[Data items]
|---|
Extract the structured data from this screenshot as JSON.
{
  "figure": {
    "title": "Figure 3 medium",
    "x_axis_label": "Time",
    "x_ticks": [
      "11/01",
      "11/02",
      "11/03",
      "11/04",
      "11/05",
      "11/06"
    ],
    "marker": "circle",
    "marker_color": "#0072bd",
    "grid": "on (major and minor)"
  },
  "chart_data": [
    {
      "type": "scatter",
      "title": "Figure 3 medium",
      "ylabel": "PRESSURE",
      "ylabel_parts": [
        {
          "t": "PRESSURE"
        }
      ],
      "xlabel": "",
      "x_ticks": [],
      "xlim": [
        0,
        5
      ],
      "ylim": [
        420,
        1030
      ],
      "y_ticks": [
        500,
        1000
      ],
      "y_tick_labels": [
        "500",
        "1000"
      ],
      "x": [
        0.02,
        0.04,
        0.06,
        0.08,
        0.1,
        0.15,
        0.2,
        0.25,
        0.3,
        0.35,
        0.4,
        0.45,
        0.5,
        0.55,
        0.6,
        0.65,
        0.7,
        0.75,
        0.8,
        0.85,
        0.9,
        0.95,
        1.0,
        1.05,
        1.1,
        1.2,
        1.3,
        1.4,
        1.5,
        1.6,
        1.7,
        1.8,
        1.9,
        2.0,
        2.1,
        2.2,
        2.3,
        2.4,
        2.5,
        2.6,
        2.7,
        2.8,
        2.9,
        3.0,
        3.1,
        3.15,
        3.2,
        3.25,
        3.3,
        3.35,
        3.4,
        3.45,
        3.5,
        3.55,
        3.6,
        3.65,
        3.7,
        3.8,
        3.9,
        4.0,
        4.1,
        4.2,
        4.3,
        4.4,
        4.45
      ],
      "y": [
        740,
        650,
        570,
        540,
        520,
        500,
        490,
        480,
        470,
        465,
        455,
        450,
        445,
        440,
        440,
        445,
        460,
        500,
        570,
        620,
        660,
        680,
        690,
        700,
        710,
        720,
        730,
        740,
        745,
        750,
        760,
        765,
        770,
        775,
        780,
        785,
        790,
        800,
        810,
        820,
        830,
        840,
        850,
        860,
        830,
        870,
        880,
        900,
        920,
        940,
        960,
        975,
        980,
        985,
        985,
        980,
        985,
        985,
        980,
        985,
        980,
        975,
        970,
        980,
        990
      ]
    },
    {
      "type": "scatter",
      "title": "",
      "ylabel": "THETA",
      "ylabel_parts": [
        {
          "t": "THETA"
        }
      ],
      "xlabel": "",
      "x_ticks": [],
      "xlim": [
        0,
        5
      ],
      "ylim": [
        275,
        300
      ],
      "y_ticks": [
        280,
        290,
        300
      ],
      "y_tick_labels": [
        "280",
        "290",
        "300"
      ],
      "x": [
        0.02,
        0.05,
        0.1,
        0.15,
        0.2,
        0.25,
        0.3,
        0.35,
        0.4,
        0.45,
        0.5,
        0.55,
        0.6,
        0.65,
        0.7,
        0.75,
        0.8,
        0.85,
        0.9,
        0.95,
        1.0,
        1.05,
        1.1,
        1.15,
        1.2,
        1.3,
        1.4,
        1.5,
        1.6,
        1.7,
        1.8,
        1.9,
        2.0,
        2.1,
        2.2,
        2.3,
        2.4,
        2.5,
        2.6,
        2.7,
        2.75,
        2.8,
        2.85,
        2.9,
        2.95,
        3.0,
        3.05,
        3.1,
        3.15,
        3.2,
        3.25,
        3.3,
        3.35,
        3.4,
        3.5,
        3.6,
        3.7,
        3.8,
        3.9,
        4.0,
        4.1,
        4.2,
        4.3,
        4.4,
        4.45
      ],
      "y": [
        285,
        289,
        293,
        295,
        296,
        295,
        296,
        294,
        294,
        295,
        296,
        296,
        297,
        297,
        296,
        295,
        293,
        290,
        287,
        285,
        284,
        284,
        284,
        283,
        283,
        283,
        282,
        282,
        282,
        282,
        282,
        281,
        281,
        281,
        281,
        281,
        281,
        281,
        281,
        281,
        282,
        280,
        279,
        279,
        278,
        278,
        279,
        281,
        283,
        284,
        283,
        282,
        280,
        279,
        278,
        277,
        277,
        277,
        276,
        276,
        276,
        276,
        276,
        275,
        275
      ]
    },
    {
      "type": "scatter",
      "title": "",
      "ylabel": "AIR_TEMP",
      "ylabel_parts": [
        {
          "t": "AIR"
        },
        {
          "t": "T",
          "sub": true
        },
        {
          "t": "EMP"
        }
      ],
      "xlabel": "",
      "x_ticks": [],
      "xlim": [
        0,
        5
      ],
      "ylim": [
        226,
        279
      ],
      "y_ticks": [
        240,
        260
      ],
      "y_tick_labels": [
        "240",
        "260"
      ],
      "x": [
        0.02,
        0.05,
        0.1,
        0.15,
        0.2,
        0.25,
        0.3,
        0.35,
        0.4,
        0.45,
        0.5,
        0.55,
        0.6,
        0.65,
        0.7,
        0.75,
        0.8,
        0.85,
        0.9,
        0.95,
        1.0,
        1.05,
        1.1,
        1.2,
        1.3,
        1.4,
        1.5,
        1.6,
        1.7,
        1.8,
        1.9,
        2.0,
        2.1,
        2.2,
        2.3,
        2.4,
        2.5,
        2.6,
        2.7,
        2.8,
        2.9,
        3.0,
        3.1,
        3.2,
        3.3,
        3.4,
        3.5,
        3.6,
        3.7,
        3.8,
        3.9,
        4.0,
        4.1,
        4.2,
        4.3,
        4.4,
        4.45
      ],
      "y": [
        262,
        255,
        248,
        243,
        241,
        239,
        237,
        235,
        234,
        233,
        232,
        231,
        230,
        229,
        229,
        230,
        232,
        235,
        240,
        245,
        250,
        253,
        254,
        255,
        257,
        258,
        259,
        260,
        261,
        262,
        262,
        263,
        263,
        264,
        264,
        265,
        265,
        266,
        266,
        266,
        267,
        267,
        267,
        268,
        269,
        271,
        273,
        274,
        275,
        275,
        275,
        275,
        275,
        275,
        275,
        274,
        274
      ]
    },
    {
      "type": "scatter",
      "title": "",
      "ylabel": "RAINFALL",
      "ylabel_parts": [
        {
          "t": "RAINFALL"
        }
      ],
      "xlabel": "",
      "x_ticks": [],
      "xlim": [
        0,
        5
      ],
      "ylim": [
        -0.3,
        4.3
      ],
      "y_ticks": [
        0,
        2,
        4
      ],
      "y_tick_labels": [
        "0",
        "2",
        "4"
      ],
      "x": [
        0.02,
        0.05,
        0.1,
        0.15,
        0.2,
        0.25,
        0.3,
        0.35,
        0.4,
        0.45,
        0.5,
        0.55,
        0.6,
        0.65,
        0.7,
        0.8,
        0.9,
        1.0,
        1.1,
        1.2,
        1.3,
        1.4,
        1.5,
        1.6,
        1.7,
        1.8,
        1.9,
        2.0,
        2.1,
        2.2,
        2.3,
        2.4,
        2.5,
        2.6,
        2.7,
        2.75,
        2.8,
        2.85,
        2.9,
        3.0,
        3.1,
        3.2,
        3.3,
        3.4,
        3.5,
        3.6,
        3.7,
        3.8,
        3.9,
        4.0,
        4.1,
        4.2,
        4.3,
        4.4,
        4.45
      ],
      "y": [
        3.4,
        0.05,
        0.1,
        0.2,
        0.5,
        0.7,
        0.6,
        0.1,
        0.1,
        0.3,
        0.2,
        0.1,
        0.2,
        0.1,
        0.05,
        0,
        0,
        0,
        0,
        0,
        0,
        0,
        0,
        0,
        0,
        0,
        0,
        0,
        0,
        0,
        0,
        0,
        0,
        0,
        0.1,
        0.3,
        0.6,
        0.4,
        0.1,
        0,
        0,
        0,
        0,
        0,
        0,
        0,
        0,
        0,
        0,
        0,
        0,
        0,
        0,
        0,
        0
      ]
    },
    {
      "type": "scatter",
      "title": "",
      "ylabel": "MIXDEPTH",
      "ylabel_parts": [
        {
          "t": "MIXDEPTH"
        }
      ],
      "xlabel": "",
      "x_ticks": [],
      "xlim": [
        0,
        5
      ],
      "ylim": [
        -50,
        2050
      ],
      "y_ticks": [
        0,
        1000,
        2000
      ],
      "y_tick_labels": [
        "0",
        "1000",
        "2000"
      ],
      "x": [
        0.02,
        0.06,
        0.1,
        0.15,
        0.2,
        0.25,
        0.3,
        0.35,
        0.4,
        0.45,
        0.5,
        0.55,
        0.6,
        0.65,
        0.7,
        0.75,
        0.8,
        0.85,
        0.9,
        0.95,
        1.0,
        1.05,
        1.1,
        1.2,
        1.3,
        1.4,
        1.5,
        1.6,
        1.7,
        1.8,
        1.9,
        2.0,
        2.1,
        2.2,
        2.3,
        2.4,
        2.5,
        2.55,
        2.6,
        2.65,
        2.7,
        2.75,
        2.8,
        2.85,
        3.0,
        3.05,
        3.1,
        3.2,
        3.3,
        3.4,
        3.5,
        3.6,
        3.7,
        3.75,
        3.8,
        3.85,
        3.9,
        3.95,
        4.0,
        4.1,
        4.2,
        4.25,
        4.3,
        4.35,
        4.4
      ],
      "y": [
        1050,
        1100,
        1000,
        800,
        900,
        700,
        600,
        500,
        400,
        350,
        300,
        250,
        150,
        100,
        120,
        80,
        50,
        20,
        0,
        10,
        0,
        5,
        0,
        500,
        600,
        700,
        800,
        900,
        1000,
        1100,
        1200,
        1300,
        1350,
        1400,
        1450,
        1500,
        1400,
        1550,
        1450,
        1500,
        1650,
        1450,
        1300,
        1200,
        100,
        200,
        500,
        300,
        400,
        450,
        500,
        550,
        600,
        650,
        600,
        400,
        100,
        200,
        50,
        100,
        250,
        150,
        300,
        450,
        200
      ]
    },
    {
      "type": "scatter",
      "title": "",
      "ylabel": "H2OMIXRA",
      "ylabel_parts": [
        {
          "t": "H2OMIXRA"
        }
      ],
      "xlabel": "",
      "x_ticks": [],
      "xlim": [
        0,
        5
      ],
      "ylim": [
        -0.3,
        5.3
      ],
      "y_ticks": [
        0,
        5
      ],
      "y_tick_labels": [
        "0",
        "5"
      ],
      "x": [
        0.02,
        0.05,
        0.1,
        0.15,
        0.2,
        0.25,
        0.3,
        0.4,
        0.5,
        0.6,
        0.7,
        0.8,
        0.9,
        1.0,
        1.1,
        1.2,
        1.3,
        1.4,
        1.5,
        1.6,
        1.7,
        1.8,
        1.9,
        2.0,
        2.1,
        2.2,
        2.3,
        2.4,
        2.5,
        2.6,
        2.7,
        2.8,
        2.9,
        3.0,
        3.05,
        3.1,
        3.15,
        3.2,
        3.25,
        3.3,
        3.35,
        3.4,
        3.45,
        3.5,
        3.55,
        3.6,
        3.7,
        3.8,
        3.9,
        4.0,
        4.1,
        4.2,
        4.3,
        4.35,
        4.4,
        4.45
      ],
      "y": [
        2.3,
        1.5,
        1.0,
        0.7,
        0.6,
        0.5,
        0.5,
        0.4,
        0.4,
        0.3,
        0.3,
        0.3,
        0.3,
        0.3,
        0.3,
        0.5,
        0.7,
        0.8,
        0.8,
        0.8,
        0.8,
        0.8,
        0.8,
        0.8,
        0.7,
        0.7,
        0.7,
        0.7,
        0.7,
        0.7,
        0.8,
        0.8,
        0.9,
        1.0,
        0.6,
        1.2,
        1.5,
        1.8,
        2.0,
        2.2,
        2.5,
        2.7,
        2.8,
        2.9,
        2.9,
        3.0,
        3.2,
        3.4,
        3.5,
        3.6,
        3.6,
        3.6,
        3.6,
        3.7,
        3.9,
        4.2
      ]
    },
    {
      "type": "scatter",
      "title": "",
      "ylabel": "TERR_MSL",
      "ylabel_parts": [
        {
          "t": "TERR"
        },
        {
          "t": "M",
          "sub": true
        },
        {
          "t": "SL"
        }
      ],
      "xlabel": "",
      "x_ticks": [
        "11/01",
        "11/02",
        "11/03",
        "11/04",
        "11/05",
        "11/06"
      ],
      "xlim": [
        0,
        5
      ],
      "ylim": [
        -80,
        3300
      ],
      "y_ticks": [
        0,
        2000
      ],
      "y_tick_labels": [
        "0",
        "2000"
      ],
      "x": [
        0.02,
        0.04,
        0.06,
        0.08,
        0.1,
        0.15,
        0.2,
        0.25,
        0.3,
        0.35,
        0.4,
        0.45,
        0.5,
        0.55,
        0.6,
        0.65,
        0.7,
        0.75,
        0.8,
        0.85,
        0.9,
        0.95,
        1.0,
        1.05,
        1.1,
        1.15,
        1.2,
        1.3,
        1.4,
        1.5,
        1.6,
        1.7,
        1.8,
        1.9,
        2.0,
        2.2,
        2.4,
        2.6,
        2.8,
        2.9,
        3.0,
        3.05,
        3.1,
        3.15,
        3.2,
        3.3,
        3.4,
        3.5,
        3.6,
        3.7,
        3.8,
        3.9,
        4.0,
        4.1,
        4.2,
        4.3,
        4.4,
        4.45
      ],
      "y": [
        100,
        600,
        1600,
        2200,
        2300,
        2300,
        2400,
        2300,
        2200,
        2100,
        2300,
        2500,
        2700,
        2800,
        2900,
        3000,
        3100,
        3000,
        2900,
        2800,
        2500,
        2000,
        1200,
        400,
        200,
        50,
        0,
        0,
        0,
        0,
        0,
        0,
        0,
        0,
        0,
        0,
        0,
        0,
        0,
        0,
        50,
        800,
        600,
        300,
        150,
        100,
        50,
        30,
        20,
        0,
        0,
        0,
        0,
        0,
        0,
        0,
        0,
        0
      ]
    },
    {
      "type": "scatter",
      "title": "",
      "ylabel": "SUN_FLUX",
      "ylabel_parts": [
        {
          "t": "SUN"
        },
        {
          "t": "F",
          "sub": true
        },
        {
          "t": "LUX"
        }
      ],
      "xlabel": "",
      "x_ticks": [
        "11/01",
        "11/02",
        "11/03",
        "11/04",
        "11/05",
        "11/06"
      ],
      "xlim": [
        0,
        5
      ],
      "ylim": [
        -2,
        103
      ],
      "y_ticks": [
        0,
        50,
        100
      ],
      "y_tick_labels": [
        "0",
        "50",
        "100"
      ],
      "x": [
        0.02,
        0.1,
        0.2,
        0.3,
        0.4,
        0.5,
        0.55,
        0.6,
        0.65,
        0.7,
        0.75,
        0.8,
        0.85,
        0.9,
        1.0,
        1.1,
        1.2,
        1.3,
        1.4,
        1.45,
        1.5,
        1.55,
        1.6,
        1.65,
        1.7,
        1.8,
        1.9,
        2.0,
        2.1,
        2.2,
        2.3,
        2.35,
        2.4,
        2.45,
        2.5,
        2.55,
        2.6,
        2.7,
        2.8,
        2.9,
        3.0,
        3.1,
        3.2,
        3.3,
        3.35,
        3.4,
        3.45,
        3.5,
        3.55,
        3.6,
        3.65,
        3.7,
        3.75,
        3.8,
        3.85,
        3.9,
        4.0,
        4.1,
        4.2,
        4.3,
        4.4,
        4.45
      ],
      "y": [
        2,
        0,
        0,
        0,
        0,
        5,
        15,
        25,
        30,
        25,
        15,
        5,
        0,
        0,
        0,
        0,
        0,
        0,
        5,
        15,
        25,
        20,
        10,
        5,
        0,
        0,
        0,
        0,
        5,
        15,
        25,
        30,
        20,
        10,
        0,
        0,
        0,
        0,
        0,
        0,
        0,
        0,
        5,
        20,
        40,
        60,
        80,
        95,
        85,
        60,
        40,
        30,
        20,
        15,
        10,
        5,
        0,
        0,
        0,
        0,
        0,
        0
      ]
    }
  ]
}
|---|
# [WHAT IS ASKED]
Lines from the records above that hold "medium" are the ones to list.

# [TASK SOLUTION]
    "title": "Figure 3 medium",
      "title": "Figure 3 medium",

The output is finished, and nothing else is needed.